### REQUIRED WORK
Copy all the material below, exactly as it stands.

### MATERIAL FOR THE TASK
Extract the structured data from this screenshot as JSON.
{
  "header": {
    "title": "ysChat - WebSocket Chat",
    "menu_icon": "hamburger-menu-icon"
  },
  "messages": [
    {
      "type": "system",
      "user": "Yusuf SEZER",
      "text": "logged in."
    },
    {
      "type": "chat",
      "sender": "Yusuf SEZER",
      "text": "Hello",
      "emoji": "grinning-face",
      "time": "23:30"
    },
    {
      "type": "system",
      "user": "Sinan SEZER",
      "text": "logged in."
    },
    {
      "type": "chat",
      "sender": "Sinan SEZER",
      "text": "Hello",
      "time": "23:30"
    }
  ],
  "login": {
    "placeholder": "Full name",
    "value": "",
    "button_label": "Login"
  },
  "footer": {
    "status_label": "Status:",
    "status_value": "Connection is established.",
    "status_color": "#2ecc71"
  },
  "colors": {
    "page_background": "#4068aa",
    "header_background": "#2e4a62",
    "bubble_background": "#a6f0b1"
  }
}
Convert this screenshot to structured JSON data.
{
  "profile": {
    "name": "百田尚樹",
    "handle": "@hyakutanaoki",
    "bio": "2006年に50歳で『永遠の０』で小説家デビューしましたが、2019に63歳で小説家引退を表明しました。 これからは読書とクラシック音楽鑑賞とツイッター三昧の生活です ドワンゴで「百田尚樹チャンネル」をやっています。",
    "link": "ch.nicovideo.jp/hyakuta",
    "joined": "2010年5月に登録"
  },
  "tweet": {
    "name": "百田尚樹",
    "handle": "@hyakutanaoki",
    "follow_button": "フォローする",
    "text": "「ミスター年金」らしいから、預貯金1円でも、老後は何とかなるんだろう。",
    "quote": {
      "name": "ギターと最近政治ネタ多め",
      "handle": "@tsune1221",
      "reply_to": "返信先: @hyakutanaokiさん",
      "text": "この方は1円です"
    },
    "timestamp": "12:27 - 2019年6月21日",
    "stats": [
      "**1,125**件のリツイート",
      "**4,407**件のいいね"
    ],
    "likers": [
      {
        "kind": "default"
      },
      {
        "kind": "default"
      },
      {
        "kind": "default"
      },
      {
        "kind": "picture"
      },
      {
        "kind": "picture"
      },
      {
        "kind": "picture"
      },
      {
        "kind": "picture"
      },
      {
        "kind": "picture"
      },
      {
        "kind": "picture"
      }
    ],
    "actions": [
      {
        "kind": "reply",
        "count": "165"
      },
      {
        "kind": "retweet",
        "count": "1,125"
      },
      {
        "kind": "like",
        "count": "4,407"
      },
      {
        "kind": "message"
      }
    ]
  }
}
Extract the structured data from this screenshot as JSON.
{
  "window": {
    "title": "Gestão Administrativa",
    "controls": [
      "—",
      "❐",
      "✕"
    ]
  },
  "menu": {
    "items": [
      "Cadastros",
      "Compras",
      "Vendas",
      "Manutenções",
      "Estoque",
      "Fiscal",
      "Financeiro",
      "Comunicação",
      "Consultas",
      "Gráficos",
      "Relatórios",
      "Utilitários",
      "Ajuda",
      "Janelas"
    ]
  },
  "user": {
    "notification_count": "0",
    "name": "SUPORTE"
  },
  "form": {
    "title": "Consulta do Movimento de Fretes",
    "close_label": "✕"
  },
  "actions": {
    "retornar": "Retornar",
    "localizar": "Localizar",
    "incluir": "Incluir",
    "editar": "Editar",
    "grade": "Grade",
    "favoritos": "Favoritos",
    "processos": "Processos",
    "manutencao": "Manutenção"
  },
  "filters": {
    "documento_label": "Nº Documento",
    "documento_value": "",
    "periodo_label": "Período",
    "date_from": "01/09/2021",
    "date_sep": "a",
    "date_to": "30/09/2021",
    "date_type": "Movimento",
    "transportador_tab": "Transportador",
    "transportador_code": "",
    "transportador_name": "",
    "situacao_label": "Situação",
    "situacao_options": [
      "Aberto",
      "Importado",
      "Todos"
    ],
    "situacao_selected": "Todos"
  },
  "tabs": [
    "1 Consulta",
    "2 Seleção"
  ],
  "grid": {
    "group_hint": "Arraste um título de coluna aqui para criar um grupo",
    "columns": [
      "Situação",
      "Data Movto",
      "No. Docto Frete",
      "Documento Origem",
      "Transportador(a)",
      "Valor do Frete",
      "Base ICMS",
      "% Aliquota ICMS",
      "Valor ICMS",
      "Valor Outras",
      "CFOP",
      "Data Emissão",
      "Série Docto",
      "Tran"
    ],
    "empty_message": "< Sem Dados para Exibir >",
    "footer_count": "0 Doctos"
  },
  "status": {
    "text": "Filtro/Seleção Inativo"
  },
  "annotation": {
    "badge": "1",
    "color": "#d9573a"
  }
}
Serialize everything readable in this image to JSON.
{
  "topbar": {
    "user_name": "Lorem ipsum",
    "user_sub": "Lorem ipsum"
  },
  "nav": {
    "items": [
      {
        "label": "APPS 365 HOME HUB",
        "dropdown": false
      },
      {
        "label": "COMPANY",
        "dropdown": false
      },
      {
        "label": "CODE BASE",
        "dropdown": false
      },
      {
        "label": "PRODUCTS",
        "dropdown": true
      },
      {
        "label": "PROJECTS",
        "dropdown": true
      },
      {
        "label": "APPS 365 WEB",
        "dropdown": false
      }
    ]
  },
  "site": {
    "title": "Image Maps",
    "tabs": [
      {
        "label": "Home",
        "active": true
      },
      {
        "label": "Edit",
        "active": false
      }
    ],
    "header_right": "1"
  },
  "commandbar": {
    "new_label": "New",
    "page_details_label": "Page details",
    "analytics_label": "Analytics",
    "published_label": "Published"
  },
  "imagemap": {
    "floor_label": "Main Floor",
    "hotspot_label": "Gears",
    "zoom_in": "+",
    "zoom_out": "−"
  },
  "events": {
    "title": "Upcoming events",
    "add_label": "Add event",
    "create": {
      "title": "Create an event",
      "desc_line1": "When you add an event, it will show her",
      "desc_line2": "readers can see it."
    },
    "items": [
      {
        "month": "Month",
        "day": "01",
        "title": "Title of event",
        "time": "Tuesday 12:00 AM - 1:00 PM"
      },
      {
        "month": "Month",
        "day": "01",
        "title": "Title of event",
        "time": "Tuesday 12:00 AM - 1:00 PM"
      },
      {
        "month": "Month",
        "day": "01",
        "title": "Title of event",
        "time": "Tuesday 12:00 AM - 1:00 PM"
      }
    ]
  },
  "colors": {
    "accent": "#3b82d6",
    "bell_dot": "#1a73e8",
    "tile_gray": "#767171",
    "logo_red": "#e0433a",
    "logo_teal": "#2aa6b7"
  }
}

### THE RESPONSE
Extract the structured data from this screenshot as JSON.
{
  "header": {
    "title": "ysChat - WebSocket Chat",
    "menu_icon": "hamburger-menu-icon"
  },
  "messages": [
    {
      "type": "system",
      "user": "Yusuf SEZER",
      "text": "logged in."
    },
    {
      "type": "chat",
      "sender": "Yusuf SEZER",
      "text": "Hello",
      "emoji": "grinning-face",
      "time": "23:30"
    },
    {
      "type": "system",
      "user": "Sinan SEZER",
      "text": "logged in."
    },
    {
      "type": "chat",
      "sender": "Sinan SEZER",
      "text": "Hello",
      "time": "23:30"
    }
  ],
  "login": {
    "placeholder": "Full name",
    "value": "",
    "button_label": "Login"
  },
  "footer": {
    "status_label": "Status:",
    "status_value": "Connection is established.",
    "status_color": "#2ecc71"
  },
  "colors": {
    "page_background": "#4068aa",
    "header_background": "#2e4a62",
    "bubble_background": "#a6f0b1"
  }
}
Convert this screenshot to structured JSON data.
{
  "profile": {
    "name": "百田尚樹",
    "handle": "@hyakutanaoki",
    "bio": "2006年に50歳で『永遠の０』で小説家デビューしましたが、2019に63歳で小説家引退を表明しました。 これからは読書とクラシック音楽鑑賞とツイッター三昧の生活です ドワンゴで「百田尚樹チャンネル」をやっています。",
    "link": "ch.nicovideo.jp/hyakuta",
    "joined": "2010年5月に登録"
  },
  "tweet": {
    "name": "百田尚樹",
    "handle": "@hyakutanaoki",
    "follow_button": "フォローする",
    "text": "「ミスター年金」らしいから、預貯金1円でも、老後は何とかなるんだろう。",
    "quote": {
      "name": "ギターと最近政治ネタ多め",
      "handle": "@tsune1221",
      "reply_to": "返信先: @hyakutanaokiさん",
      "text": "この方は1円です"
    },
    "timestamp": "12:27 - 2019年6月21日",
    "stats": [
      "**1,125**件のリツイート",
      "**4,407**件のいいね"
    ],
    "likers": [
      {
        "kind": "default"
      },
      {
        "kind": "default"
      },
      {
        "kind": "default"
      },
      {
        "kind": "picture"
      },
      {
        "kind": "picture"
      },
      {
        "kind": "picture"
      },
      {
        "kind": "picture"
      },
      {
        "kind": "picture"
      },
      {
        "kind": "picture"
      }
    ],
    "actions": [
      {
        "kind": "reply",
        "count": "165"
      },
      {
        "kind": "retweet",
        "count": "1,125"
      },
      {
        "kind": "like",
        "count": "4,407"
      },
      {
        "kind": "message"
      }
    ]
  }
}
Extract the structured data from this screenshot as JSON.
{
  "window": {
    "title": "Gestão Administrativa",
    "controls": [
      "—",
      "❐",
      "✕"
    ]
  },
  "menu": {
    "items": [
      "Cadastros",
      "Compras",
      "Vendas",
      "Manutenções",
      "Estoque",
      "Fiscal",
      "Financeiro",
      "Comunicação",
      "Consultas",
      "Gráficos",
      "Relatórios",
      "Utilitários",
      "Ajuda",
      "Janelas"
    ]
  },
  "user": {
    "notification_count": "0",
    "name": "SUPORTE"
  },
  "form": {
    "title": "Consulta do Movimento de Fretes",
    "close_label": "✕"
  },
  "actions": {
    "retornar": "Retornar",
    "localizar": "Localizar",
    "incluir": "Incluir",
    "editar": "Editar",
    "grade": "Grade",
    "favoritos": "Favoritos",
    "processos": "Processos",
    "manutencao": "Manutenção"
  },
  "filters": {
    "documento_label": "Nº Documento",
    "documento_value": "",
    "periodo_label": "Período",
    "date_from": "01/09/2021",
    "date_sep": "a",
    "date_to": "30/09/2021",
    "date_type": "Movimento",
    "transportador_tab": "Transportador",
    "transportador_code": "",
    "transportador_name": "",
    "situacao_label": "Situação",
    "situacao_options": [
      "Aberto",
      "Importado",
      "Todos"
    ],
    "situacao_selected": "Todos"
  },
  "tabs": [
    "1 Consulta",
    "2 Seleção"
  ],
  "grid": {
    "group_hint": "Arraste um título de coluna aqui para criar um grupo",
    "columns": [
      "Situação",
      "Data Movto",
      "No. Docto Frete",
      "Documento Origem",
      "Transportador(a)",
      "Valor do Frete",
      "Base ICMS",
      "% Aliquota ICMS",
      "Valor ICMS",
      "Valor Outras",
      "CFOP",
      "Data Emissão",
      "Série Docto",
      "Tran"
    ],
    "empty_message": "< Sem Dados para Exibir >",
    "footer_count": "0 Doctos"
  },
  "status": {
    "text": "Filtro/Seleção Inativo"
  },
  "annotation": {
    "badge": "1",
    "color": "#d9573a"
  }
}
Serialize everything readable in this image to JSON.
{
  "topbar": {
    "user_name": "Lorem ipsum",
    "user_sub": "Lorem ipsum"
  },
  "nav": {
    "items": [
      {
        "label": "APPS 365 HOME HUB",
        "dropdown": false
      },
      {
        "label": "COMPANY",
        "dropdown": false
      },
      {
        "label": "CODE BASE",
        "dropdown": false
      },
      {
        "label": "PRODUCTS",
        "dropdown": true
      },
      {
        "label": "PROJECTS",
        "dropdown": true
      },
      {
        "label": "APPS 365 WEB",
        "dropdown": false
      }
    ]
  },
  "site": {
    "title": "Image Maps",
    "tabs": [
      {
        "label": "Home",
        "active": true
      },
      {
        "label": "Edit",
        "active": false
      }
    ],
    "header_right": "1"
  },
  "commandbar": {
    "new_label": "New",
    "page_details_label": "Page details",
    "analytics_label": "Analytics",
    "published_label": "Published"
  },
  "imagemap": {
    "floor_label": "Main Floor",
    "hotspot_label": "Gears",
    "zoom_in": "+",
    "zoom_out": "−"
  },
  "events": {
    "title": "Upcoming events",
    "add_label": "Add event",
    "create": {
      "title": "Create an event",
      "desc_line1": "When you add an event, it will show her",
      "desc_line2": "readers can see it."
    },
    "items": [
      {
        "month": "Month",
        "day": "01",
        "title": "Title of event",
        "time": "Tuesday 12:00 AM - 1:00 PM"
      },
      {
        "month": "Month",
        "day": "01",
        "title": "Title of event",
        "time": "Tuesday 12:00 AM - 1:00 PM"
      },
      {
        "month": "Month",
        "day": "01",
        "title": "Title of event",
        "time": "Tuesday 12:00 AM - 1:00 PM"
      }
    ]
  },
  "colors": {
    "accent": "#3b82d6",
    "bell_dot": "#1a73e8",
    "tile_gray": "#767171",
    "logo_red": "#e0433a",
    "logo_teal": "#2aa6b7"
  }
}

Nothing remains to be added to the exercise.